Stored data
..............................

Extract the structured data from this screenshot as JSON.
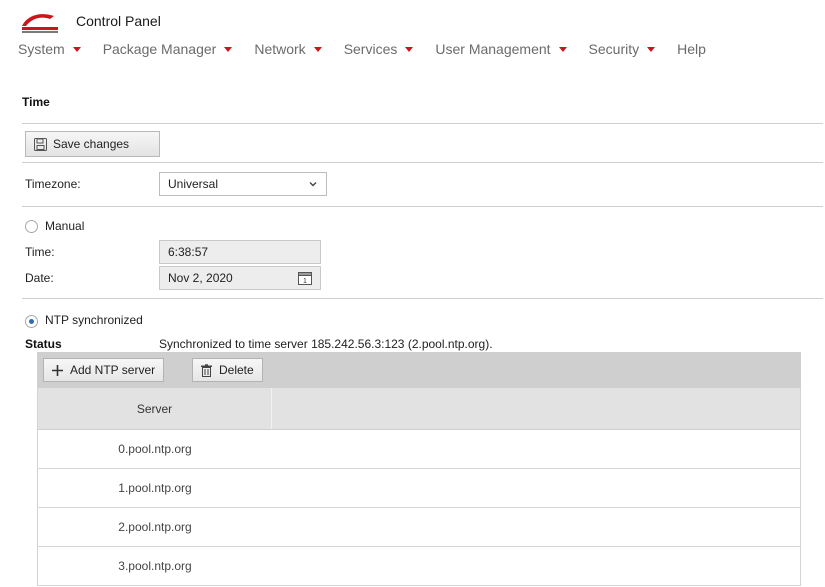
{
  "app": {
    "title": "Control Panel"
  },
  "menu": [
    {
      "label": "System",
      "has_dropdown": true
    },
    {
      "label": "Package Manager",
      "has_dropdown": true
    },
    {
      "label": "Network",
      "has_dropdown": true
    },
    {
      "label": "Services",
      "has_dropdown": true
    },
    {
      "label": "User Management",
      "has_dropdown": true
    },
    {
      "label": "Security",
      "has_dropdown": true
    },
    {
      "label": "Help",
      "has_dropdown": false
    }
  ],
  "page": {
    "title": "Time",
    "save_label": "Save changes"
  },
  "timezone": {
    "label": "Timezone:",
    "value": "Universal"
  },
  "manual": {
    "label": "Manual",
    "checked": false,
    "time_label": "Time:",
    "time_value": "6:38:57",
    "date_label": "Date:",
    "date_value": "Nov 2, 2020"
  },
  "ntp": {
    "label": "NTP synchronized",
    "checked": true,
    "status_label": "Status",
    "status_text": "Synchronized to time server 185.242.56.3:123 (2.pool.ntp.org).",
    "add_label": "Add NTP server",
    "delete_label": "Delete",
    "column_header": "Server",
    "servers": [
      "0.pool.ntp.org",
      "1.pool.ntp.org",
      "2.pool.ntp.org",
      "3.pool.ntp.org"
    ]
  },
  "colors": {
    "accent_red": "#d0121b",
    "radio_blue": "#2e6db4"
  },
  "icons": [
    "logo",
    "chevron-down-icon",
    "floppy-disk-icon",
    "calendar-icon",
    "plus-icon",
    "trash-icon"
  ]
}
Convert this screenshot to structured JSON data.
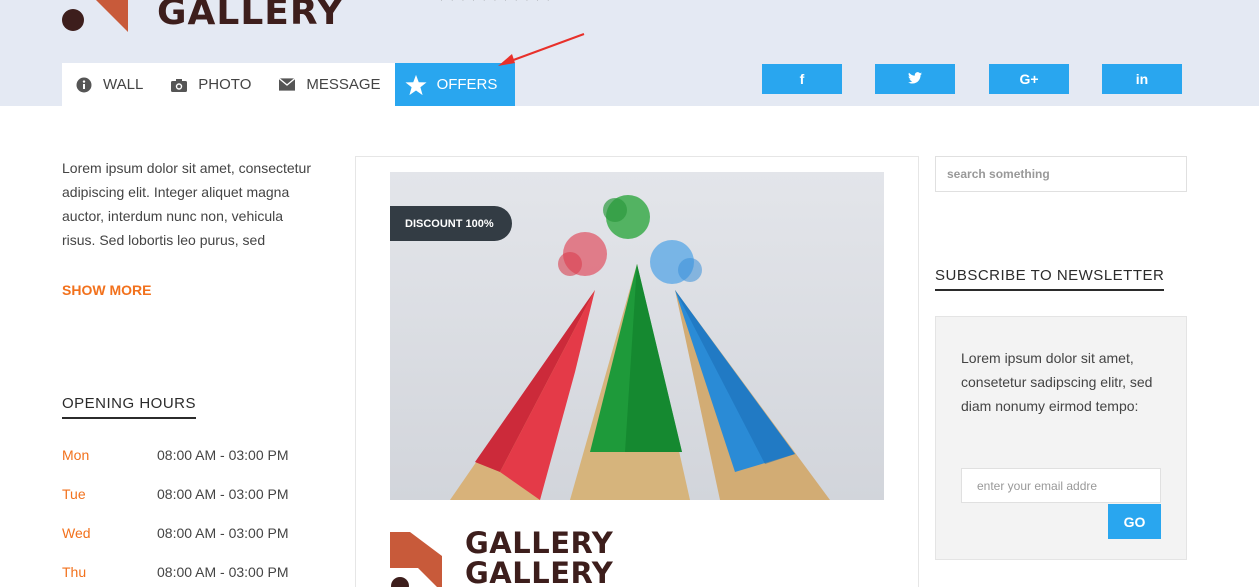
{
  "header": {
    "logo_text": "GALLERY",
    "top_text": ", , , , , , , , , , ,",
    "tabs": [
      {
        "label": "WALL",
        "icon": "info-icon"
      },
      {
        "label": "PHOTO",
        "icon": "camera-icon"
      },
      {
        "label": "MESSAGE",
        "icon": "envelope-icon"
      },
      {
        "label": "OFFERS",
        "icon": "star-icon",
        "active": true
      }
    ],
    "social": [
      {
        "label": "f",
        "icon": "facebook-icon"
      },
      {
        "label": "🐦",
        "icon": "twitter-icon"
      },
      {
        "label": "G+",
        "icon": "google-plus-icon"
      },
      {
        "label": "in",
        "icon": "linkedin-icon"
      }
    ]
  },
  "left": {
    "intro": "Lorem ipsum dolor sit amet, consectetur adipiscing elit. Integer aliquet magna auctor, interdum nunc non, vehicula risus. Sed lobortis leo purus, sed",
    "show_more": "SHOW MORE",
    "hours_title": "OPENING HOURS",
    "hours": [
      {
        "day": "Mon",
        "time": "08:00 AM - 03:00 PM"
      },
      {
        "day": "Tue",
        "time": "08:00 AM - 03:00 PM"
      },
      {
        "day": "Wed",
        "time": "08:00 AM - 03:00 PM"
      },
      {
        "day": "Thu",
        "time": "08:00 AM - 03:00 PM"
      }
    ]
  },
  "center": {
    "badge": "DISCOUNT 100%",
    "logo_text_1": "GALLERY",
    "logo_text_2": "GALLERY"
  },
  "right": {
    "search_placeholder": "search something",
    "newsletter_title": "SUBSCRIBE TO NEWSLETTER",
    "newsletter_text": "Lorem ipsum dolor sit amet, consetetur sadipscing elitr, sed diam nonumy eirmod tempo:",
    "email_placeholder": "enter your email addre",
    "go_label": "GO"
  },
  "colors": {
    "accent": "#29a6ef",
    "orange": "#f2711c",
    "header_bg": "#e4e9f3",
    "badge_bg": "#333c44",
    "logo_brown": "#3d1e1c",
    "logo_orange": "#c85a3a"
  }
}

..............................

▶ _REQUIRED TASK_:
Leave out the pictures and retype every line above exactly.

▶ _RESPONSE FOR THIS EXERCISE_:
Extract the structured data from this screenshot as JSON.
{
  "app": {
    "title": "Control Panel"
  },
  "menu": [
    {
      "label": "System",
      "has_dropdown": true
    },
    {
      "label": "Package Manager",
      "has_dropdown": true
    },
    {
      "label": "Network",
      "has_dropdown": true
    },
    {
      "label": "Services",
      "has_dropdown": true
    },
    {
      "label": "User Management",
      "has_dropdown": true
    },
    {
      "label": "Security",
      "has_dropdown": true
    },
    {
      "label": "Help",
      "has_dropdown": false
    }
  ],
  "page": {
    "title": "Time",
    "save_label": "Save changes"
  },
  "timezone": {
    "label": "Timezone:",
    "value": "Universal"
  },
  "manual": {
    "label": "Manual",
    "checked": false,
    "time_label": "Time:",
    "time_value": "6:38:57",
    "date_label": "Date:",
    "date_value": "Nov 2, 2020"
  },
  "ntp": {
    "label": "NTP synchronized",
    "checked": true,
    "status_label": "Status",
    "status_text": "Synchronized to time server 185.242.56.3:123 (2.pool.ntp.org).",
    "add_label": "Add NTP server",
    "delete_label": "Delete",
    "column_header": "Server",
    "servers": [
      "0.pool.ntp.org",
      "1.pool.ntp.org",
      "2.pool.ntp.org",
      "3.pool.ntp.org"
    ]
  },
  "colors": {
    "accent_red": "#d0121b",
    "radio_blue": "#2e6db4"
  },
  "icons": [
    "logo",
    "chevron-down-icon",
    "floppy-disk-icon",
    "calendar-icon",
    "plus-icon",
    "trash-icon"
  ]
}
Convert this screenshot to structured JSON data.
{
  "header": {
    "logo_text": "GALLERY",
    "top_text": ", , , , , , , , , , ,",
    "tabs": [
      {
        "label": "WALL",
        "icon": "info-icon"
      },
      {
        "label": "PHOTO",
        "icon": "camera-icon"
      },
      {
        "label": "MESSAGE",
        "icon": "envelope-icon"
      },
      {
        "label": "OFFERS",
        "icon": "star-icon",
        "active": true
      }
    ],
    "social": [
      {
        "label": "f",
        "icon": "facebook-icon"
      },
      {
        "label": "🐦",
        "icon": "twitter-icon"
      },
      {
        "label": "G+",
        "icon": "google-plus-icon"
      },
      {
        "label": "in",
        "icon": "linkedin-icon"
      }
    ]
  },
  "left": {
    "intro": "Lorem ipsum dolor sit amet, consectetur adipiscing elit. Integer aliquet magna auctor, interdum nunc non, vehicula risus. Sed lobortis leo purus, sed",
    "show_more": "SHOW MORE",
    "hours_title": "OPENING HOURS",
    "hours": [
      {
        "day": "Mon",
        "time": "08:00 AM - 03:00 PM"
      },
      {
        "day": "Tue",
        "time": "08:00 AM - 03:00 PM"
      },
      {
        "day": "Wed",
        "time": "08:00 AM - 03:00 PM"
      },
      {
        "day": "Thu",
        "time": "08:00 AM - 03:00 PM"
      }
    ]
  },
  "center": {
    "badge": "DISCOUNT 100%",
    "logo_text_1": "GALLERY",
    "logo_text_2": "GALLERY"
  },
  "right": {
    "search_placeholder": "search something",
    "newsletter_title": "SUBSCRIBE TO NEWSLETTER",
    "newsletter_text": "Lorem ipsum dolor sit amet, consetetur sadipscing elitr, sed diam nonumy eirmod tempo:",
    "email_placeholder": "enter your email addre",
    "go_label": "GO"
  },
  "colors": {
    "accent": "#29a6ef",
    "orange": "#f2711c",
    "header_bg": "#e4e9f3",
    "badge_bg": "#333c44",
    "logo_brown": "#3d1e1c",
    "logo_orange": "#c85a3a"
  }
}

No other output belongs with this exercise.